Extracted data entries:
━━━━━━━━━━━━━━━━━━━━

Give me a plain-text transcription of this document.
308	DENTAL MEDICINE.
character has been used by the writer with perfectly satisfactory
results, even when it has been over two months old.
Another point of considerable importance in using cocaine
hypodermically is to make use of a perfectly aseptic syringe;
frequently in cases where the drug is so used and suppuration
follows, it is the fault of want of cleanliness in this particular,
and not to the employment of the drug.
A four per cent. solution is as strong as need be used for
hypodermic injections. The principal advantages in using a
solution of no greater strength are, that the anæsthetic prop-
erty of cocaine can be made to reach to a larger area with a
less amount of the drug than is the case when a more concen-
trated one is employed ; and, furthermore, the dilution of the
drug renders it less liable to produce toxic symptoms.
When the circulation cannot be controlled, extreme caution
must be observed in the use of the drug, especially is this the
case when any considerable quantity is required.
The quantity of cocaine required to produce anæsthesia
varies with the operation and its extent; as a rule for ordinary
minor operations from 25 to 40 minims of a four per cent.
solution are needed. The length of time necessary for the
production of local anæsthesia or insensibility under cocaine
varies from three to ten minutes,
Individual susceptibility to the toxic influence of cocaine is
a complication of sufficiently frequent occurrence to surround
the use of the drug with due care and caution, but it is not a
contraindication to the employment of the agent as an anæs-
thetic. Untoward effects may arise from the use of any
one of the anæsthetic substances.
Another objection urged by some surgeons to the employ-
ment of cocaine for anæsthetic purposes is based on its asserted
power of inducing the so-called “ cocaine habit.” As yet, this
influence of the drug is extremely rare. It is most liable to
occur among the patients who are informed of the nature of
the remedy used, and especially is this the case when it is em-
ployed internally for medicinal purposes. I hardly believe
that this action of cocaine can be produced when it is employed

━━━━━━━━━━━━━━━━━━━━

#### Instructions to follow
Would you copy each line of the records that contains "required"?

#### Reply to the task
case when any considerable quantity is required.
The quantity of cocaine required to produce anæsthesia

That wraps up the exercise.